(Dataset entries on figures)
# # # #
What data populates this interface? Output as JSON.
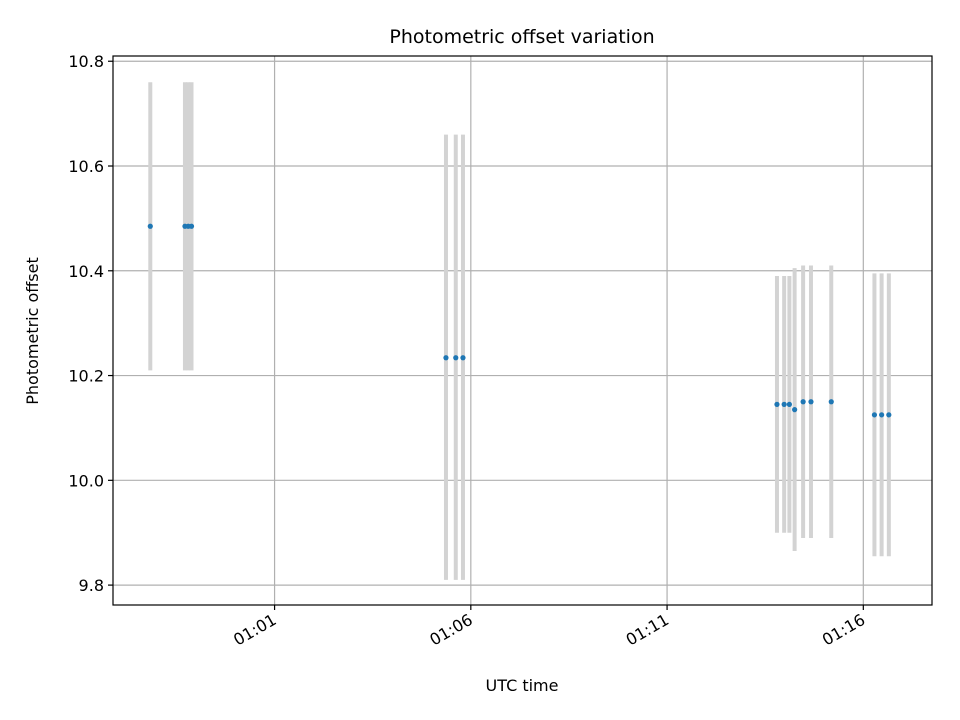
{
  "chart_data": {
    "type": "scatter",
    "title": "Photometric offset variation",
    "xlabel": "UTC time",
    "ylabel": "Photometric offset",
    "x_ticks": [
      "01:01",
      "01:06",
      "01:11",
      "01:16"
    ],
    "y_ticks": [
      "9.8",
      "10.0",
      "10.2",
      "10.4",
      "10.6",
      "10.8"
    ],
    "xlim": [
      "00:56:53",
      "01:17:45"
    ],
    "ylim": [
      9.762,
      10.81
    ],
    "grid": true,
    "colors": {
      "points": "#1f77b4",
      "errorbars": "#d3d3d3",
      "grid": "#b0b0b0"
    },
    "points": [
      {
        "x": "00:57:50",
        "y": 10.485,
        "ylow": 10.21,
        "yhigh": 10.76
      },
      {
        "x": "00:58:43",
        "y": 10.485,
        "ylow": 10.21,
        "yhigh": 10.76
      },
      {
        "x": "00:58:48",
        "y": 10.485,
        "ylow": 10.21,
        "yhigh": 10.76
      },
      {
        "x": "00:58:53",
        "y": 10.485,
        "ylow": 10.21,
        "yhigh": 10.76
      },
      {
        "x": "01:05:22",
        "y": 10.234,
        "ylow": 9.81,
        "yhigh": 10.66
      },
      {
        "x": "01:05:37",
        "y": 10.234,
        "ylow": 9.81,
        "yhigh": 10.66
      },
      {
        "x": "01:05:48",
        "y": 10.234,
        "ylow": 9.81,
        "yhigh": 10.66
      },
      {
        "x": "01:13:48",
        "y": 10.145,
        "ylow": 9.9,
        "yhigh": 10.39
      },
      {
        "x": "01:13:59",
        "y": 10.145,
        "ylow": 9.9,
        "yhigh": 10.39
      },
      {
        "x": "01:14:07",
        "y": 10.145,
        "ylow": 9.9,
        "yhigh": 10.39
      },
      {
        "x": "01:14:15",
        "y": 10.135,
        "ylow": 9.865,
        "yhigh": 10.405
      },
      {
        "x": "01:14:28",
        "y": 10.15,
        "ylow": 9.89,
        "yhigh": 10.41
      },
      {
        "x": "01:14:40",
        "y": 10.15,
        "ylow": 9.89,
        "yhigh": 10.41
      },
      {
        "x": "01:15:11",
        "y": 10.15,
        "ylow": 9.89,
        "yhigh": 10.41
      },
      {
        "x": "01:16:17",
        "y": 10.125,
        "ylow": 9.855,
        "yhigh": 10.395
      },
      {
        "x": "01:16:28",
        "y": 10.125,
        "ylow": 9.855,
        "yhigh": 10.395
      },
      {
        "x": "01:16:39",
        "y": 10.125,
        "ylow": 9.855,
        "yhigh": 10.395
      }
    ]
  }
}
# # # #
# EXERCISE OBJECTIVE:
Above are records to transcribe exactly; leave their pictures out.

# SOLUTION:
What data populates this interface? Output as JSON.
{
  "chart_data": {
    "type": "scatter",
    "title": "Photometric offset variation",
    "xlabel": "UTC time",
    "ylabel": "Photometric offset",
    "x_ticks": [
      "01:01",
      "01:06",
      "01:11",
      "01:16"
    ],
    "y_ticks": [
      "9.8",
      "10.0",
      "10.2",
      "10.4",
      "10.6",
      "10.8"
    ],
    "xlim": [
      "00:56:53",
      "01:17:45"
    ],
    "ylim": [
      9.762,
      10.81
    ],
    "grid": true,
    "colors": {
      "points": "#1f77b4",
      "errorbars": "#d3d3d3",
      "grid": "#b0b0b0"
    },
    "points": [
      {
        "x": "00:57:50",
        "y": 10.485,
        "ylow": 10.21,
        "yhigh": 10.76
      },
      {
        "x": "00:58:43",
        "y": 10.485,
        "ylow": 10.21,
        "yhigh": 10.76
      },
      {
        "x": "00:58:48",
        "y": 10.485,
        "ylow": 10.21,
        "yhigh": 10.76
      },
      {
        "x": "00:58:53",
        "y": 10.485,
        "ylow": 10.21,
        "yhigh": 10.76
      },
      {
        "x": "01:05:22",
        "y": 10.234,
        "ylow": 9.81,
        "yhigh": 10.66
      },
      {
        "x": "01:05:37",
        "y": 10.234,
        "ylow": 9.81,
        "yhigh": 10.66
      },
      {
        "x": "01:05:48",
        "y": 10.234,
        "ylow": 9.81,
        "yhigh": 10.66
      },
      {
        "x": "01:13:48",
        "y": 10.145,
        "ylow": 9.9,
        "yhigh": 10.39
      },
      {
        "x": "01:13:59",
        "y": 10.145,
        "ylow": 9.9,
        "yhigh": 10.39
      },
      {
        "x": "01:14:07",
        "y": 10.145,
        "ylow": 9.9,
        "yhigh": 10.39
      },
      {
        "x": "01:14:15",
        "y": 10.135,
        "ylow": 9.865,
        "yhigh": 10.405
      },
      {
        "x": "01:14:28",
        "y": 10.15,
        "ylow": 9.89,
        "yhigh": 10.41
      },
      {
        "x": "01:14:40",
        "y": 10.15,
        "ylow": 9.89,
        "yhigh": 10.41
      },
      {
        "x": "01:15:11",
        "y": 10.15,
        "ylow": 9.89,
        "yhigh": 10.41
      },
      {
        "x": "01:16:17",
        "y": 10.125,
        "ylow": 9.855,
        "yhigh": 10.395
      },
      {
        "x": "01:16:28",
        "y": 10.125,
        "ylow": 9.855,
        "yhigh": 10.395
      },
      {
        "x": "01:16:39",
        "y": 10.125,
        "ylow": 9.855,
        "yhigh": 10.395
      }
    ]
  }
}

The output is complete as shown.